_STATED PROBLEM_
Without the pictures, copy all the entries below exactly.

Entries with figure data
-----
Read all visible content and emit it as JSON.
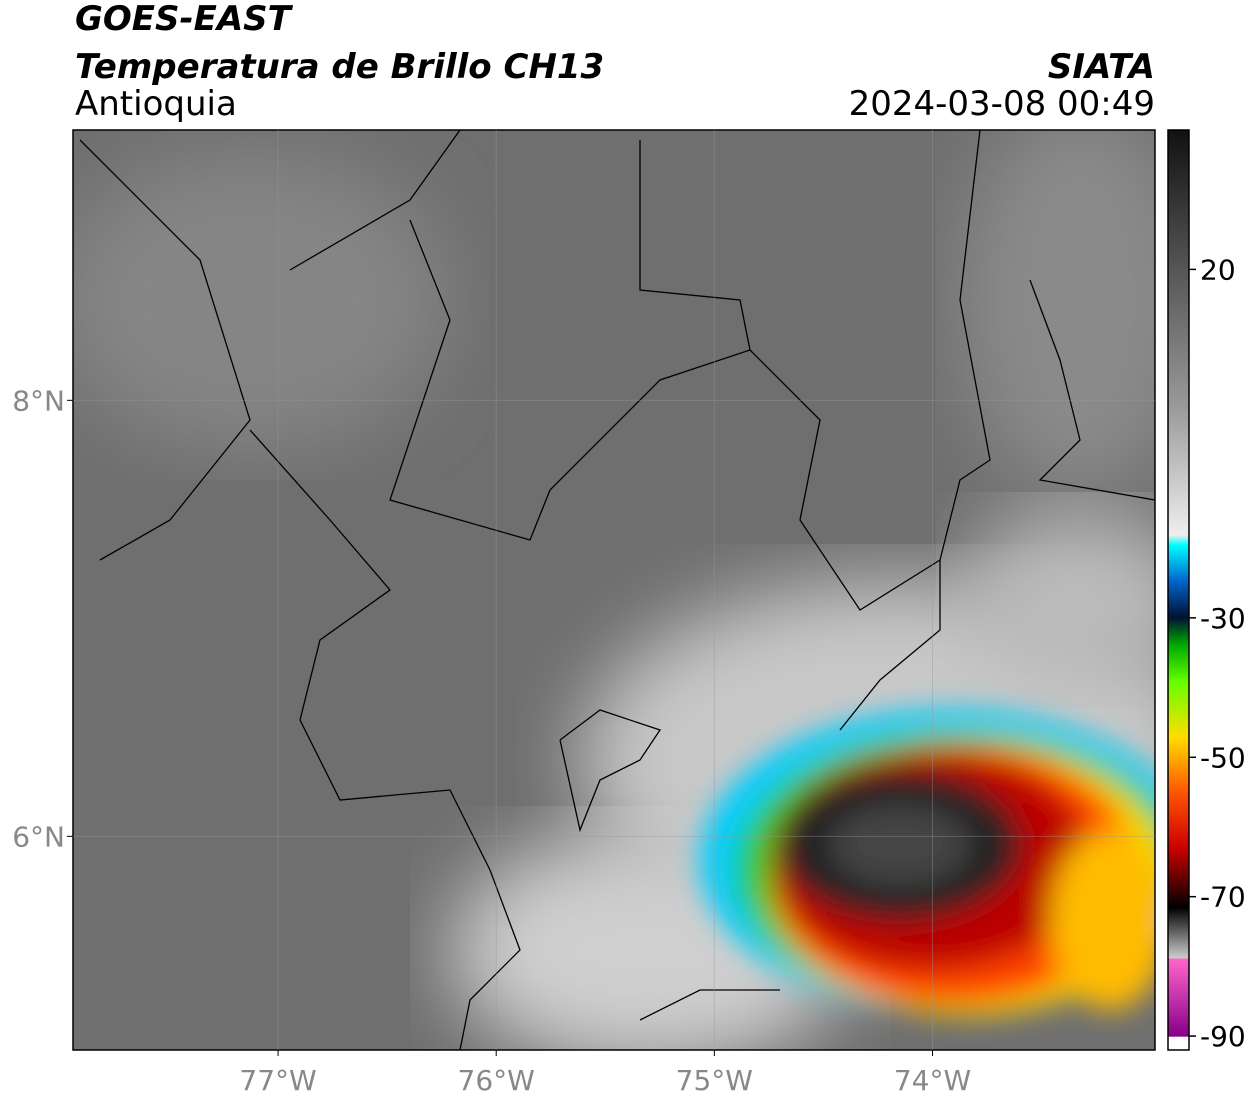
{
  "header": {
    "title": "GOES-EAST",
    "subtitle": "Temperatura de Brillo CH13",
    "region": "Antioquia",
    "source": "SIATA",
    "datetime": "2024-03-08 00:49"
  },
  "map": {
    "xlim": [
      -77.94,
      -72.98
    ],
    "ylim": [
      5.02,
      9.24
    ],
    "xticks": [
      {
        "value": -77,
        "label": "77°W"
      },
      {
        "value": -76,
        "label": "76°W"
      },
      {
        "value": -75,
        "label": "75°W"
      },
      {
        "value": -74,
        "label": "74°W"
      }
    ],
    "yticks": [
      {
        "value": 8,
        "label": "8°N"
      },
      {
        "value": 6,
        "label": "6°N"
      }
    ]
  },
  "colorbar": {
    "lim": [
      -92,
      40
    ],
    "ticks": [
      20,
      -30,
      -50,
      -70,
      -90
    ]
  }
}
-----
_COMPLETED TASK_
Read all visible content and emit it as JSON.
{
  "header": {
    "title": "GOES-EAST",
    "subtitle": "Temperatura de Brillo CH13",
    "region": "Antioquia",
    "source": "SIATA",
    "datetime": "2024-03-08 00:49"
  },
  "map": {
    "xlim": [
      -77.94,
      -72.98
    ],
    "ylim": [
      5.02,
      9.24
    ],
    "xticks": [
      {
        "value": -77,
        "label": "77°W"
      },
      {
        "value": -76,
        "label": "76°W"
      },
      {
        "value": -75,
        "label": "75°W"
      },
      {
        "value": -74,
        "label": "74°W"
      }
    ],
    "yticks": [
      {
        "value": 8,
        "label": "8°N"
      },
      {
        "value": 6,
        "label": "6°N"
      }
    ]
  },
  "colorbar": {
    "lim": [
      -92,
      40
    ],
    "ticks": [
      20,
      -30,
      -50,
      -70,
      -90
    ]
  }
}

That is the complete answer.